◆ **GIVEN TEXT**
Re: [guide-user] Re: colors in horizon.dat

Bernd Klemt Feb 5, 2018

Hello Bill,

thank you for your investigation. I will try the new possibilities.

Clear skies
Bernd


> Hi Rudi, Bernd,
>
> First off: Rudi, Guide does have a built-in 'horizon.dat' and
> 'objects.dat'. You won't see the files in the Guide folder, though,
> until _after_ you have turned on horizon objects and they've been
> displayed. (And they don't get displayed unless your viewpoint is
> on the surface of the earth; the moon and Mars have their own horizon
> files, and the geocenter has no horizon file.)
>
> You're right about the colors for circles. (The comments you found
> are for TDF files; none of those coloring tricks work in the horizon
> drawing code.)
>
> In 'horizons.dat' and 'objects.dat', circle colors can only be set
> as index values from 0 to 15. Colors for filled areas and polylines
> can be set as red/green/blue decimal values (which is no longer a
> common way of specifying colors, and hasn't been for some years now.)
>
> I've posted a fix for this. Download
>
> https://www.projectpluto.com/temp/horiz.zip
>
> (about 620 KBytes) and unZIP it there. It'll overwrite some existing
> files, updating both Guide and the horizon and object files.
>
> With this, colors for 'f' (filled objects), 'c' (circles), and 'l'
> (polylines) can be specified as six-character hexadecimal codes.
> '996633' should come out as a light brown.
>
> You'll also see a band at 60 degrees above the horizon (roughly).
> This _could_, in theory, have been done by adding
>
> c 996633
> 0 90 30
>
> ("draw a circle with RGB color #996633, centered on azimuth 0,
> altitude 90, with a radius of 30 degrees"). However, projection
> effects will make that not all that close to showing an altitude
> of 60 degrees. The circle drawing really only works for circles
> less than about ten degrees across.
>
> So instead, I put this line into 'horizons.dat' :
>
> i alt_mark 0 60 1
>
> If you look in 'objects.dat', you'll see that an 'alt_mark' consists
> of six 60-degree segments, each of which draws six ten-degree pieces.
> Each of those pieces consists of two triangles, which make a 10x10
> degree square. (Well, ten degrees wide in azimuth... at an altitude
> of sixty degrees, that's compressed by a factor of two.)
>
> Also, note that for the purposes of these files, an altitude of
> zero means "at your visible horizon", which is affected by refraction
> and your height above sea level. You may have to change the '60'
> in the above line to get the altitude marker where you really want it.
>
> And a final comment: Bernd, you mentioned in a private e-mail
> that you have at least ten different horizon files for different places,
> and would like a way to swap them around. Not to raise your hopes too
> much, but it occurs to me that the most sensible way of doing so would
> be to have lines in 'horizon.dat' that would say
>
> L -69.9 +44.01 bowdoinh.txt bhm_objs.txt
>
> ...i.e., "if you are at longitude 69.9 West, latitude 44.01 North,
> stop processing this horizons.dat file; switch instead to bowdoinh.txt,
> getting your objects from bhm_objs.txt'."

◆ **TASK BRIEF**
Answer these questions from the horizon-colors message:
1. Before the fix, what range of index values could circle colors use in 'horizons.dat' and 'objects.dat'?
2. After the fix, in what form can colors for filled objects, circles, and polylines be specified?
3. What does an 'alt_mark' consist of, according to 'objects.dat'?

◆ **INFORMATION SHOWN**
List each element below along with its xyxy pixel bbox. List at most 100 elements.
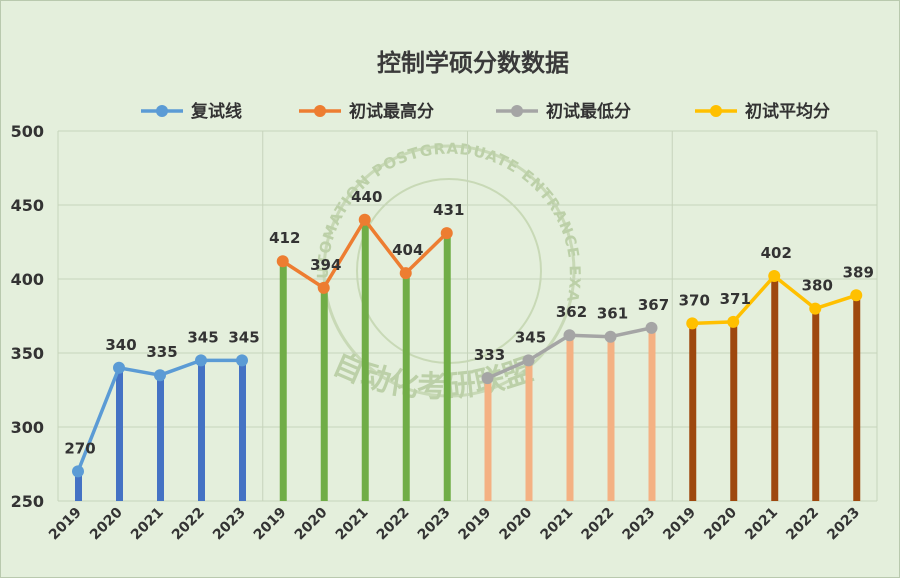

◆ **TASK ANSWER**
1. Index values from 0 to 15.
2. As six-character hexadecimal codes.
3. Six 60-degree segments, each drawing six ten-degree pieces.